> _What you are asked to do_
Copy the lines from the line with "- more-dot: [578, 17, 584, 23]" to the line with "- grinning-sweat-emoji: [278, 308, 302, 332]", both included, character for character.

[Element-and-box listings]
========

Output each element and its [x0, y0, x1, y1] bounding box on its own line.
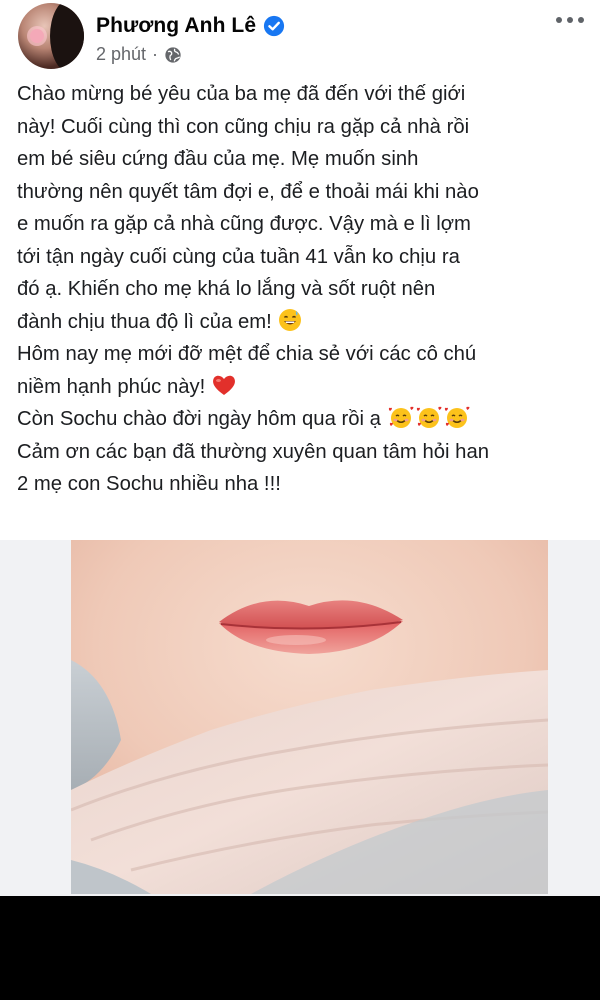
- more-dot: [578, 17, 584, 23]
- post-line: thường nên quyết tâm đợi e, để e thoải m…: [17, 180, 479, 203]
- more-options-icon[interactable]: [550, 8, 590, 32]
- post-line: Hôm nay mẹ mới đỡ mệt để chia sẻ với các…: [17, 343, 477, 365]
- post-line: Còn Sochu chào đời ngày hôm qua rồi ạ: [17, 408, 381, 430]
- post-line-with-emoji: đành chịu thua độ lì của em!: [17, 306, 589, 339]
- grinning-sweat-emoji: [278, 308, 302, 332]
- more-dot: [556, 17, 562, 23]
- post-line: em bé siêu cứng đầu của mẹ. Mẹ muốn sinh: [17, 148, 419, 170]
- smiling-face-with-hearts-emoji: [443, 405, 471, 429]
- post-line: đành chịu thua độ lì của em!: [17, 310, 272, 333]
- smiling-face-with-hearts-emoji: [387, 405, 415, 429]
- more-dot: [567, 17, 573, 23]
- post-time[interactable]: 2 phút: [96, 44, 146, 65]
- profile-avatar[interactable]: [18, 3, 84, 69]
- post-line: 2 mẹ con Sochu nhiều nha !!!: [17, 473, 281, 495]
- smiling-face-with-hearts-emoji: [415, 405, 443, 429]
- post-line: này! Cuối cùng thì con cũng chịu ra gặp …: [17, 115, 470, 138]
- post-line: tới tận ngày cuối cùng của tuần 41 vẫn k…: [17, 245, 460, 268]
- post-body: Chào mừng bé yêu của ba mẹ đã đến với th…: [17, 78, 589, 501]
- avatar-hair: [50, 3, 84, 69]
- baby-photo-illustration: [71, 540, 548, 894]
- post-meta: 2 phút ·: [96, 44, 182, 65]
- meta-separator: ·: [152, 44, 159, 64]
- post-line: đó ạ. Khiến cho mẹ khá lo lắng và sốt ru…: [17, 278, 436, 300]
- avatar-flower: [30, 29, 44, 43]
- post-line: Cảm ơn các bạn đã thường xuyên quan tâm …: [17, 440, 490, 463]
- author-name[interactable]: Phương Anh Lê: [96, 14, 256, 38]
- baby-lips-photo[interactable]: [71, 540, 548, 894]
- post-line-with-emoji: niềm hạnh phúc này!: [17, 371, 589, 404]
- red-heart-emoji: [211, 373, 237, 397]
- post-header: Phương Anh Lê 2 phút ·: [0, 0, 600, 76]
- post-line: e muốn ra gặp cả nhà cũng được. Vậy mà e…: [17, 213, 471, 235]
- bottom-black-bar: [0, 896, 600, 1000]
- author-row: Phương Anh Lê: [96, 11, 285, 41]
- post-line: Chào mừng bé yêu của ba mẹ đã đến với th…: [17, 83, 466, 105]
- post-line: niềm hạnh phúc này!: [17, 375, 206, 398]
- post-line-with-emoji: Còn Sochu chào đời ngày hôm qua rồi ạ: [17, 403, 589, 436]
- globe-icon[interactable]: [164, 46, 182, 64]
- verified-badge-icon: [264, 15, 285, 37]
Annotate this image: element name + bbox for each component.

========

> _Output of the exercise_
- more-dot: [578, 17, 584, 23]
- post-line: thường nên quyết tâm đợi e, để e thoải m…: [17, 180, 479, 203]
- more-options-icon[interactable]: [550, 8, 590, 32]
- post-line: Hôm nay mẹ mới đỡ mệt để chia sẻ với các…: [17, 343, 477, 365]
- post-line: Còn Sochu chào đời ngày hôm qua rồi ạ: [17, 408, 381, 430]
- post-line-with-emoji: đành chịu thua độ lì của em!: [17, 306, 589, 339]
- grinning-sweat-emoji: [278, 308, 302, 332]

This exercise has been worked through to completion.